• [Work to complete]
Report the number of lines in the entries below that include the word "cells", and nothing else.

(Entries from a visual dataset)

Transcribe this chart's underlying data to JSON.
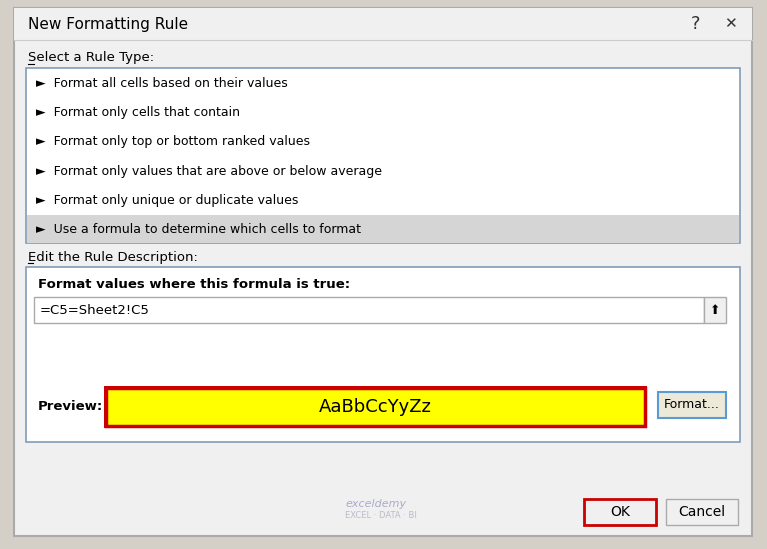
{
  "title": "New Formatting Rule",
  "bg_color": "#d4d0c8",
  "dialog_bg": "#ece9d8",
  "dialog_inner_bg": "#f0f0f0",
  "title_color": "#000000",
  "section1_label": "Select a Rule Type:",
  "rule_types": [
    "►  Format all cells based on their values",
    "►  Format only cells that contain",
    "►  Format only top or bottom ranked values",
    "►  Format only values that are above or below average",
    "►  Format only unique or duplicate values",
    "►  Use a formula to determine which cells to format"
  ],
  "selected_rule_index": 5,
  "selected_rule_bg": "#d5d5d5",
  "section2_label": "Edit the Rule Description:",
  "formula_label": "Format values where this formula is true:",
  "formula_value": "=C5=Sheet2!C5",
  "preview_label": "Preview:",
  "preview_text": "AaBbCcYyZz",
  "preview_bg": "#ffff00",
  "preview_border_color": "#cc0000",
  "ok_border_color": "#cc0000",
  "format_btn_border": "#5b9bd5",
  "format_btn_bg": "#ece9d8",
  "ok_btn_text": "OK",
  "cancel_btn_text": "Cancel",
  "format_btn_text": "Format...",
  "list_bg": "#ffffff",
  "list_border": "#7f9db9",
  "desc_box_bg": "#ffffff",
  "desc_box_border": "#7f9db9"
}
---
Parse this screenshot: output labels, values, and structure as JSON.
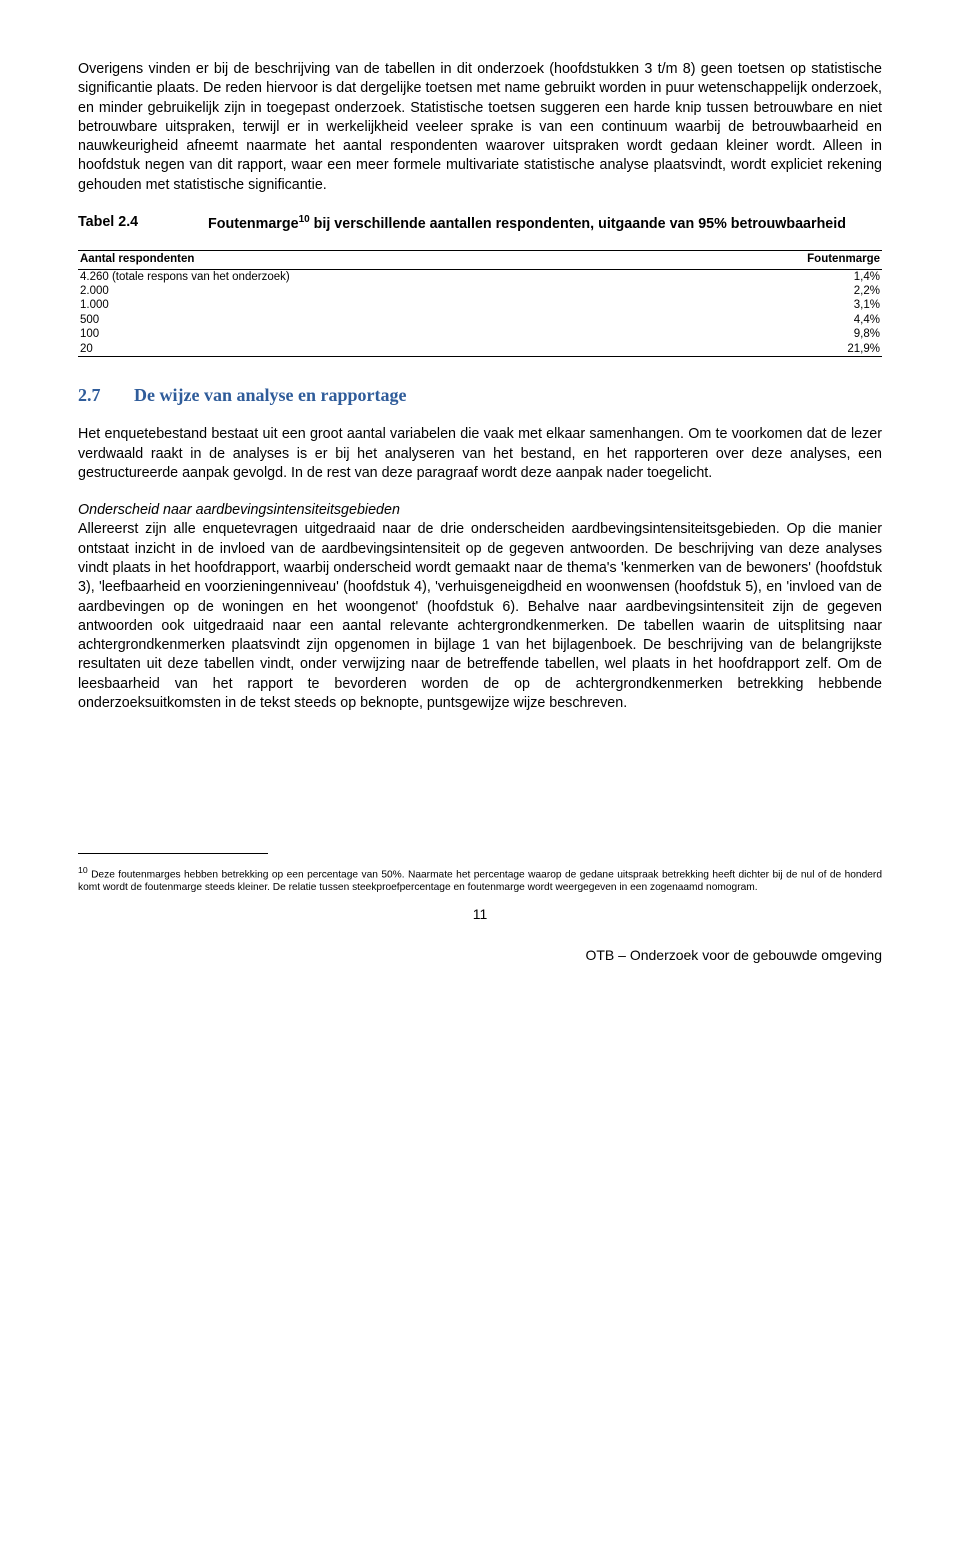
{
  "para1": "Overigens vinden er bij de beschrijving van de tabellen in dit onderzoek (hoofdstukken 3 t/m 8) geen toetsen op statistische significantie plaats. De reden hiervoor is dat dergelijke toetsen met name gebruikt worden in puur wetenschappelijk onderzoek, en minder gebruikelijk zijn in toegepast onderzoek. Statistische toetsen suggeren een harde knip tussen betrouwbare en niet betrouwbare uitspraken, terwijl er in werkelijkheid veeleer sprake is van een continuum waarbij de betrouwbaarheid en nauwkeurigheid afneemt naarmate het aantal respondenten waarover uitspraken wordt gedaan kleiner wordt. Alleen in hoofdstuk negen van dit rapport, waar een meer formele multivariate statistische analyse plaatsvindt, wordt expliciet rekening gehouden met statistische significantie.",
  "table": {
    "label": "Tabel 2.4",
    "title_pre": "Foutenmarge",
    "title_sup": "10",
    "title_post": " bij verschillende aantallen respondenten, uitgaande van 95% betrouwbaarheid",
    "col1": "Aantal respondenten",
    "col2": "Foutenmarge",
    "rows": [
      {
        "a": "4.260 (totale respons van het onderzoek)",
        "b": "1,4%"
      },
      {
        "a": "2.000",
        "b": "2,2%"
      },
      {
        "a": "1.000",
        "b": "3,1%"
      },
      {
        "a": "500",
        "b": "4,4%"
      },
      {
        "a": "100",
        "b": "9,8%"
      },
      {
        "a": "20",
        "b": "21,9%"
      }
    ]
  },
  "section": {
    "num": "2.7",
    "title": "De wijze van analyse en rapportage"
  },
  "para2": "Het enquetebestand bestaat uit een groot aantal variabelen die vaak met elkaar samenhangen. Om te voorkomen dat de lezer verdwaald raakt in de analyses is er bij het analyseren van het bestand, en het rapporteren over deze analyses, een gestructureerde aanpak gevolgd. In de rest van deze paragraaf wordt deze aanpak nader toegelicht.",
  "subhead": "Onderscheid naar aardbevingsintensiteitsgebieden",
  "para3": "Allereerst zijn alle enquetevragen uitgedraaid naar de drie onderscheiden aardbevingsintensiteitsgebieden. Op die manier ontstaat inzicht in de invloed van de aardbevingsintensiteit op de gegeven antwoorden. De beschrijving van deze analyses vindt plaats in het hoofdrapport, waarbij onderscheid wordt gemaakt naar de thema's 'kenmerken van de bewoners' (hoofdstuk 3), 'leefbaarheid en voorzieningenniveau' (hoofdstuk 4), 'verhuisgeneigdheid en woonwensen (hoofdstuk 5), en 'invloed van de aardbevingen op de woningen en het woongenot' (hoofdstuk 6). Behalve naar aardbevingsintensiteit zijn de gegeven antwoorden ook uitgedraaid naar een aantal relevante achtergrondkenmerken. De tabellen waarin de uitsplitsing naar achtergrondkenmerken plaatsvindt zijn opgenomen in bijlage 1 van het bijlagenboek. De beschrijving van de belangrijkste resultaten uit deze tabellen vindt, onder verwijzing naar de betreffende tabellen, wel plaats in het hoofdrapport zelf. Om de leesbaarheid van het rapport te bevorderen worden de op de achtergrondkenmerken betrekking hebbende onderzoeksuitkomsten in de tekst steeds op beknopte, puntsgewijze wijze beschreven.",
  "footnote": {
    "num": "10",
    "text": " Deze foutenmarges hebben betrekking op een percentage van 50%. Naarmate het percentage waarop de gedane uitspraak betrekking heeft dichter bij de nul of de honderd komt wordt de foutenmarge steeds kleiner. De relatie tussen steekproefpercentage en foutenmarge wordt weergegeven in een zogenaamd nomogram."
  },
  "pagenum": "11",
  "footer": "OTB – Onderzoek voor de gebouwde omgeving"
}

• [Task answer]
3